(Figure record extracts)
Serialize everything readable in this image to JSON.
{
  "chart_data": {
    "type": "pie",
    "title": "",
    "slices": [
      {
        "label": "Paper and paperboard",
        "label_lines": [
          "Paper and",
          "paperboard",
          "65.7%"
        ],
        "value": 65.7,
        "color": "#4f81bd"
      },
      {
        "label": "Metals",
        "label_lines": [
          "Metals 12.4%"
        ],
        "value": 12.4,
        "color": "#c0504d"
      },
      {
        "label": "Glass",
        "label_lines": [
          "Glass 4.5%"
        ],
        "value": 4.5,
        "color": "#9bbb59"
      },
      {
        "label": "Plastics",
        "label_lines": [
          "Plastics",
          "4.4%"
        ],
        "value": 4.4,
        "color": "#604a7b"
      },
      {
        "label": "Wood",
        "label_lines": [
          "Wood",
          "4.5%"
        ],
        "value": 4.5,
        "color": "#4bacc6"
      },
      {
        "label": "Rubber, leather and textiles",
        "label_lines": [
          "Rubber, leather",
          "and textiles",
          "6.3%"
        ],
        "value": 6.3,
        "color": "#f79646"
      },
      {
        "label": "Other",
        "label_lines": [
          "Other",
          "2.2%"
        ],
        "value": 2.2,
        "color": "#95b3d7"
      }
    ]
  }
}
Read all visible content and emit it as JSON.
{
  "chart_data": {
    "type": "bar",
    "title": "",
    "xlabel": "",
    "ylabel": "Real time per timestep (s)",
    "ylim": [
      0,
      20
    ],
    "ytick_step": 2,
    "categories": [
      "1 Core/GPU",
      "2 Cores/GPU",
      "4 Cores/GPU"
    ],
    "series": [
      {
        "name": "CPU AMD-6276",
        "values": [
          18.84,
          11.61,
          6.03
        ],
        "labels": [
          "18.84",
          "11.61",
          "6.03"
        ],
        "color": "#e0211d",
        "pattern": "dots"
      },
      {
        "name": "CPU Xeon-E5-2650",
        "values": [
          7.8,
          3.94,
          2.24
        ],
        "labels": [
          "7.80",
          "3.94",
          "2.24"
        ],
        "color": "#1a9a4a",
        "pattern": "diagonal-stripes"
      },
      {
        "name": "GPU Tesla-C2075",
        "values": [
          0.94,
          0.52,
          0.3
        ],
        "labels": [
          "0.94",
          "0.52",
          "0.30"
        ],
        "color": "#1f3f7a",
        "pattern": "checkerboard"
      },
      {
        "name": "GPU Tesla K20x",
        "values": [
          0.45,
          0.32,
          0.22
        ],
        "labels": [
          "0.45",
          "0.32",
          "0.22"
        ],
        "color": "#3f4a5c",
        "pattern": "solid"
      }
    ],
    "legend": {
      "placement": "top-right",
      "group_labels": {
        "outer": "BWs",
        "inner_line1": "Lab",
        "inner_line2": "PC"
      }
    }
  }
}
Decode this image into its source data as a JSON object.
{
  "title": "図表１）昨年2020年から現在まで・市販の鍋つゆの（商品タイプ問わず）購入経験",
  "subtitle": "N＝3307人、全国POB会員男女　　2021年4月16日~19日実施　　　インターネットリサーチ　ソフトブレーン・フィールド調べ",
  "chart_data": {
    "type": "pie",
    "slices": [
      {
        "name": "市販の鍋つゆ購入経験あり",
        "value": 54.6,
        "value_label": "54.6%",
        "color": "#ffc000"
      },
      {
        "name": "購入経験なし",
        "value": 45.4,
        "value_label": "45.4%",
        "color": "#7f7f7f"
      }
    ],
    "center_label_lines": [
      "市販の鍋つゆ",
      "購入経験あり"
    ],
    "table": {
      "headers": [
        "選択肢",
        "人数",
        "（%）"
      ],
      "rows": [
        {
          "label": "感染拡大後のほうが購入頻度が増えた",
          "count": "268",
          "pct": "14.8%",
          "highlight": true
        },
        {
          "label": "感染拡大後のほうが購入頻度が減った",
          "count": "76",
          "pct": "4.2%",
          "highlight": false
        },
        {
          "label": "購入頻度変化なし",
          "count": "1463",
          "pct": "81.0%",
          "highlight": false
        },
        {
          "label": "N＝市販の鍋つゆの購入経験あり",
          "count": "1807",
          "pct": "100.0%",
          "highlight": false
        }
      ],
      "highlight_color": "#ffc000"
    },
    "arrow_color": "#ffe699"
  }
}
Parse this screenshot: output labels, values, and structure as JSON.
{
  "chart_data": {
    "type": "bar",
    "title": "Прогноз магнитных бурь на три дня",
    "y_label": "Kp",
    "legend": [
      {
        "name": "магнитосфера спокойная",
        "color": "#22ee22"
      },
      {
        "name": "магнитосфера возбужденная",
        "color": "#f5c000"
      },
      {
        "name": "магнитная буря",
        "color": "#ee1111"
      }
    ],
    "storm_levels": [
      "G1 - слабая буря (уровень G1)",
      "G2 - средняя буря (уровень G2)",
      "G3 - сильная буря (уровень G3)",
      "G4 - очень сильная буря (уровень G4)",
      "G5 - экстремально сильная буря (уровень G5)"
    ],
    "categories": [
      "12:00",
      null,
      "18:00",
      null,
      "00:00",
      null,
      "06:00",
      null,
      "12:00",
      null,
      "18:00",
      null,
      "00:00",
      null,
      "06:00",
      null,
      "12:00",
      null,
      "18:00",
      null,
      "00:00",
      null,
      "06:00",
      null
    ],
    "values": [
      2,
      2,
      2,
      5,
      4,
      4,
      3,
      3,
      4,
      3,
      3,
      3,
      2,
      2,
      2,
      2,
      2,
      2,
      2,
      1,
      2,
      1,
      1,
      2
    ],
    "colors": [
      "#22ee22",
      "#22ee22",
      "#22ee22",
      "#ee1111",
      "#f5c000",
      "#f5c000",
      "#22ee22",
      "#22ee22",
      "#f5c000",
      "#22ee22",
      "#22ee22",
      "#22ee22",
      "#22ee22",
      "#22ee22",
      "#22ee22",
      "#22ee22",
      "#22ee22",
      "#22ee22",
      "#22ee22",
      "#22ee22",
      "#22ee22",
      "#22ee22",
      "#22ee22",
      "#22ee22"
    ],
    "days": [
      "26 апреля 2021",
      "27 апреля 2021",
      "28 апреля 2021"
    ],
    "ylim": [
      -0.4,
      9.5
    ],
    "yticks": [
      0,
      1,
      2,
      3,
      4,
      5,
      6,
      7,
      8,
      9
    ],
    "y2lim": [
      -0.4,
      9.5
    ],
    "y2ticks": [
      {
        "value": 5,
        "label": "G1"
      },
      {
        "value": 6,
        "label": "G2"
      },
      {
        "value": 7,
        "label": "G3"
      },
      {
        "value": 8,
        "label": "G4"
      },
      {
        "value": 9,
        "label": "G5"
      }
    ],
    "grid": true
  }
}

> [TASK REQUIREMENTS]: Go through the listing above and work out how many lines contain the string "JSON". Reply with the number alone.

> [THE OUTPUT]: 4